Information provided —
((
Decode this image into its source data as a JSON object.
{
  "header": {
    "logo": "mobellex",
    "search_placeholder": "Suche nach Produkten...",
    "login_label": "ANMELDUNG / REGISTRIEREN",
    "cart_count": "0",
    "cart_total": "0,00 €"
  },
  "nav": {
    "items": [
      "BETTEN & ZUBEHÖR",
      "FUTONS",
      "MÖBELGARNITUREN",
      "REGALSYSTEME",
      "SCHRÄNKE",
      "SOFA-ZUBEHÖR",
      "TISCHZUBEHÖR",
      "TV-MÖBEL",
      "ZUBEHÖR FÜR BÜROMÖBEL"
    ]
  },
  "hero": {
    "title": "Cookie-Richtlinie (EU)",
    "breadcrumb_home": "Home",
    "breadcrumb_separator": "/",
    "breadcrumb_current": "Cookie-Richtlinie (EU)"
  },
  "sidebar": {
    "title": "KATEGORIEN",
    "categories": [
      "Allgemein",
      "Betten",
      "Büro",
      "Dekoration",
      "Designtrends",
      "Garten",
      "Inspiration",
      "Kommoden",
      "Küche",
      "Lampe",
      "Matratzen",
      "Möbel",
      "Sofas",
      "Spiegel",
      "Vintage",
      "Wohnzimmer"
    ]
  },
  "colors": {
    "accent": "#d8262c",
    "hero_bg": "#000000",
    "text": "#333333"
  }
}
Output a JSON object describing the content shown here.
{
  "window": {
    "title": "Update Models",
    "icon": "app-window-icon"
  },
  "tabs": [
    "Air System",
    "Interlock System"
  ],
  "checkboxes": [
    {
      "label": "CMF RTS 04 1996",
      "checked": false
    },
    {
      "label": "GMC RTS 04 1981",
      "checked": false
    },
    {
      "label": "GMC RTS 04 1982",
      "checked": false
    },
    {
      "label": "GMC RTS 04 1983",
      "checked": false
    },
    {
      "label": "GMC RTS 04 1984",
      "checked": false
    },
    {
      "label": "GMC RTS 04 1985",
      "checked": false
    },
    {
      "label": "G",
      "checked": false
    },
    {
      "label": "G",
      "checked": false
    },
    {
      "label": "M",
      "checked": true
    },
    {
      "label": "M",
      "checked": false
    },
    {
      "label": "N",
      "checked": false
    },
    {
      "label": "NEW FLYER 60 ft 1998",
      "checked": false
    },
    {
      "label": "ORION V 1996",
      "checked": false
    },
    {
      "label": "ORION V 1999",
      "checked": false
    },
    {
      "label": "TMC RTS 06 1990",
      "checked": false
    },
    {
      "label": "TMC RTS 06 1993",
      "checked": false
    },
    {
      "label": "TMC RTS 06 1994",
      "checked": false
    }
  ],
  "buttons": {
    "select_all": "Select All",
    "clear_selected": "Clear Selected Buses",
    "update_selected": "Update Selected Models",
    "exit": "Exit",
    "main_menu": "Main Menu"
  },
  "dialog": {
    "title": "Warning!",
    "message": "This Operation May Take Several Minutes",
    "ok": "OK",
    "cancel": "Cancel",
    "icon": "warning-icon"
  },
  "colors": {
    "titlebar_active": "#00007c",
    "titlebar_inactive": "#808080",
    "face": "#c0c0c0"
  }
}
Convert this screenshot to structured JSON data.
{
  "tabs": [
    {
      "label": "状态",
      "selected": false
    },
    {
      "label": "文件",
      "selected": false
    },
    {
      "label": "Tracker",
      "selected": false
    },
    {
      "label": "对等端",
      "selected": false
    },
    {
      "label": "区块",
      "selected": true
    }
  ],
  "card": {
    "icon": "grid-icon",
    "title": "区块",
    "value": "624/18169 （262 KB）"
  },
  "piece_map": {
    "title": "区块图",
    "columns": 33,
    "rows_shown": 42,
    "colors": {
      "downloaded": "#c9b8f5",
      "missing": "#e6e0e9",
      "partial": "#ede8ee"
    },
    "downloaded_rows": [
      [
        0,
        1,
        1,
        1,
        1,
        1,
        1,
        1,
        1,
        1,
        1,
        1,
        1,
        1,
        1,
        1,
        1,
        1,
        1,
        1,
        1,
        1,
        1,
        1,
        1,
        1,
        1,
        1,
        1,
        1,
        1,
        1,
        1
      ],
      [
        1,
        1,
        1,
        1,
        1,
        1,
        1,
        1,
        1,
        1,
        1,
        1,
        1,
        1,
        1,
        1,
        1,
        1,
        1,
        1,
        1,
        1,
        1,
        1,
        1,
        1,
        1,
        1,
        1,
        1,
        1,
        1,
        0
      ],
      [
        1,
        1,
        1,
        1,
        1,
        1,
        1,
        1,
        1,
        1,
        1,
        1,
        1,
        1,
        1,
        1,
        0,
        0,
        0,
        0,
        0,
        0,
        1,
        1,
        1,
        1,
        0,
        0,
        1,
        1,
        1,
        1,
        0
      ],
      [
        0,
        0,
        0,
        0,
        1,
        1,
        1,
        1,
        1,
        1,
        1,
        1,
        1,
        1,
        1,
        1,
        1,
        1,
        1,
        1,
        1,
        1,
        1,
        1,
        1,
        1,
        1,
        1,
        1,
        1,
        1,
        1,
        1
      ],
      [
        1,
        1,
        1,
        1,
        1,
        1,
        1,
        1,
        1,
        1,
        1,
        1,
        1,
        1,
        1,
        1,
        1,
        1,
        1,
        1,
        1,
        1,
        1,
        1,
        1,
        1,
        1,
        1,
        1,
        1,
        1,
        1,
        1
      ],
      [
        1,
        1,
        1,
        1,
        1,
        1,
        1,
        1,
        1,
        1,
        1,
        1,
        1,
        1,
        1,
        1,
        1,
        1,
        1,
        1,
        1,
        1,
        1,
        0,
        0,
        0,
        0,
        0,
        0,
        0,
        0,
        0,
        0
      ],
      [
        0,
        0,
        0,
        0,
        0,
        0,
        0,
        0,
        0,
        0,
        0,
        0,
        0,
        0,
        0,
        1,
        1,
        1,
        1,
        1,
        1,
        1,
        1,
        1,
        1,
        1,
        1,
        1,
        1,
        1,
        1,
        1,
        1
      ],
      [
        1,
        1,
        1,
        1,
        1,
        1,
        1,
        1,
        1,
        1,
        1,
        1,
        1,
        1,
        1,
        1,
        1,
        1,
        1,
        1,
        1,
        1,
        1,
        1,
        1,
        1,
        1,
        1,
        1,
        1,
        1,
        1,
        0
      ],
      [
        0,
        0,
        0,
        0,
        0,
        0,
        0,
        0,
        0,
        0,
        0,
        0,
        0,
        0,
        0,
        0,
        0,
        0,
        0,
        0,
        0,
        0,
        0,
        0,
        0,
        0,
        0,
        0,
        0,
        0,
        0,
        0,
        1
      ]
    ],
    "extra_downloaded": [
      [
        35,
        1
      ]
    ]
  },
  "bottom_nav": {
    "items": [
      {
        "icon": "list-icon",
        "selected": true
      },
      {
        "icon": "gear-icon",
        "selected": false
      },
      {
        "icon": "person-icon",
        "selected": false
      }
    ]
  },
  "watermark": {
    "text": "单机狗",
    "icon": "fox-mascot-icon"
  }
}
))
Your instructions — Restate the data above exactly, keeping each word as it stands.

Reply to the exercise —
Decode this image into its source data as a JSON object.
{
  "header": {
    "logo": "mobellex",
    "search_placeholder": "Suche nach Produkten...",
    "login_label": "ANMELDUNG / REGISTRIEREN",
    "cart_count": "0",
    "cart_total": "0,00 €"
  },
  "nav": {
    "items": [
      "BETTEN & ZUBEHÖR",
      "FUTONS",
      "MÖBELGARNITUREN",
      "REGALSYSTEME",
      "SCHRÄNKE",
      "SOFA-ZUBEHÖR",
      "TISCHZUBEHÖR",
      "TV-MÖBEL",
      "ZUBEHÖR FÜR BÜROMÖBEL"
    ]
  },
  "hero": {
    "title": "Cookie-Richtlinie (EU)",
    "breadcrumb_home": "Home",
    "breadcrumb_separator": "/",
    "breadcrumb_current": "Cookie-Richtlinie (EU)"
  },
  "sidebar": {
    "title": "KATEGORIEN",
    "categories": [
      "Allgemein",
      "Betten",
      "Büro",
      "Dekoration",
      "Designtrends",
      "Garten",
      "Inspiration",
      "Kommoden",
      "Küche",
      "Lampe",
      "Matratzen",
      "Möbel",
      "Sofas",
      "Spiegel",
      "Vintage",
      "Wohnzimmer"
    ]
  },
  "colors": {
    "accent": "#d8262c",
    "hero_bg": "#000000",
    "text": "#333333"
  }
}
Output a JSON object describing the content shown here.
{
  "window": {
    "title": "Update Models",
    "icon": "app-window-icon"
  },
  "tabs": [
    "Air System",
    "Interlock System"
  ],
  "checkboxes": [
    {
      "label": "CMF RTS 04 1996",
      "checked": false
    },
    {
      "label": "GMC RTS 04 1981",
      "checked": false
    },
    {
      "label": "GMC RTS 04 1982",
      "checked": false
    },
    {
      "label": "GMC RTS 04 1983",
      "checked": false
    },
    {
      "label": "GMC RTS 04 1984",
      "checked": false
    },
    {
      "label": "GMC RTS 04 1985",
      "checked": false
    },
    {
      "label": "G",
      "checked": false
    },
    {
      "label": "G",
      "checked": false
    },
    {
      "label": "M",
      "checked": true
    },
    {
      "label": "M",
      "checked": false
    },
    {
      "label": "N",
      "checked": false
    },
    {
      "label": "NEW FLYER 60 ft 1998",
      "checked": false
    },
    {
      "label": "ORION V 1996",
      "checked": false
    },
    {
      "label": "ORION V 1999",
      "checked": false
    },
    {
      "label": "TMC RTS 06 1990",
      "checked": false
    },
    {
      "label": "TMC RTS 06 1993",
      "checked": false
    },
    {
      "label": "TMC RTS 06 1994",
      "checked": false
    }
  ],
  "buttons": {
    "select_all": "Select All",
    "clear_selected": "Clear Selected Buses",
    "update_selected": "Update Selected Models",
    "exit": "Exit",
    "main_menu": "Main Menu"
  },
  "dialog": {
    "title": "Warning!",
    "message": "This Operation May Take Several Minutes",
    "ok": "OK",
    "cancel": "Cancel",
    "icon": "warning-icon"
  },
  "colors": {
    "titlebar_active": "#00007c",
    "titlebar_inactive": "#808080",
    "face": "#c0c0c0"
  }
}
Convert this screenshot to structured JSON data.
{
  "tabs": [
    {
      "label": "状态",
      "selected": false
    },
    {
      "label": "文件",
      "selected": false
    },
    {
      "label": "Tracker",
      "selected": false
    },
    {
      "label": "对等端",
      "selected": false
    },
    {
      "label": "区块",
      "selected": true
    }
  ],
  "card": {
    "icon": "grid-icon",
    "title": "区块",
    "value": "624/18169 （262 KB）"
  },
  "piece_map": {
    "title": "区块图",
    "columns": 33,
    "rows_shown": 42,
    "colors": {
      "downloaded": "#c9b8f5",
      "missing": "#e6e0e9",
      "partial": "#ede8ee"
    },
    "downloaded_rows": [
      [
        0,
        1,
        1,
        1,
        1,
        1,
        1,
        1,
        1,
        1,
        1,
        1,
        1,
        1,
        1,
        1,
        1,
        1,
        1,
        1,
        1,
        1,
        1,
        1,
        1,
        1,
        1,
        1,
        1,
        1,
        1,
        1,
        1
      ],
      [
        1,
        1,
        1,
        1,
        1,
        1,
        1,
        1,
        1,
        1,
        1,
        1,
        1,
        1,
        1,
        1,
        1,
        1,
        1,
        1,
        1,
        1,
        1,
        1,
        1,
        1,
        1,
        1,
        1,
        1,
        1,
        1,
        0
      ],
      [
        1,
        1,
        1,
        1,
        1,
        1,
        1,
        1,
        1,
        1,
        1,
        1,
        1,
        1,
        1,
        1,
        0,
        0,
        0,
        0,
        0,
        0,
        1,
        1,
        1,
        1,
        0,
        0,
        1,
        1,
        1,
        1,
        0
      ],
      [
        0,
        0,
        0,
        0,
        1,
        1,
        1,
        1,
        1,
        1,
        1,
        1,
        1,
        1,
        1,
        1,
        1,
        1,
        1,
        1,
        1,
        1,
        1,
        1,
        1,
        1,
        1,
        1,
        1,
        1,
        1,
        1,
        1
      ],
      [
        1,
        1,
        1,
        1,
        1,
        1,
        1,
        1,
        1,
        1,
        1,
        1,
        1,
        1,
        1,
        1,
        1,
        1,
        1,
        1,
        1,
        1,
        1,
        1,
        1,
        1,
        1,
        1,
        1,
        1,
        1,
        1,
        1
      ],
      [
        1,
        1,
        1,
        1,
        1,
        1,
        1,
        1,
        1,
        1,
        1,
        1,
        1,
        1,
        1,
        1,
        1,
        1,
        1,
        1,
        1,
        1,
        1,
        0,
        0,
        0,
        0,
        0,
        0,
        0,
        0,
        0,
        0
      ],
      [
        0,
        0,
        0,
        0,
        0,
        0,
        0,
        0,
        0,
        0,
        0,
        0,
        0,
        0,
        0,
        1,
        1,
        1,
        1,
        1,
        1,
        1,
        1,
        1,
        1,
        1,
        1,
        1,
        1,
        1,
        1,
        1,
        1
      ],
      [
        1,
        1,
        1,
        1,
        1,
        1,
        1,
        1,
        1,
        1,
        1,
        1,
        1,
        1,
        1,
        1,
        1,
        1,
        1,
        1,
        1,
        1,
        1,
        1,
        1,
        1,
        1,
        1,
        1,
        1,
        1,
        1,
        0
      ],
      [
        0,
        0,
        0,
        0,
        0,
        0,
        0,
        0,
        0,
        0,
        0,
        0,
        0,
        0,
        0,
        0,
        0,
        0,
        0,
        0,
        0,
        0,
        0,
        0,
        0,
        0,
        0,
        0,
        0,
        0,
        0,
        0,
        1
      ]
    ],
    "extra_downloaded": [
      [
        35,
        1
      ]
    ]
  },
  "bottom_nav": {
    "items": [
      {
        "icon": "list-icon",
        "selected": true
      },
      {
        "icon": "gear-icon",
        "selected": false
      },
      {
        "icon": "person-icon",
        "selected": false
      }
    ]
  },
  "watermark": {
    "text": "单机狗",
    "icon": "fox-mascot-icon"
  }
}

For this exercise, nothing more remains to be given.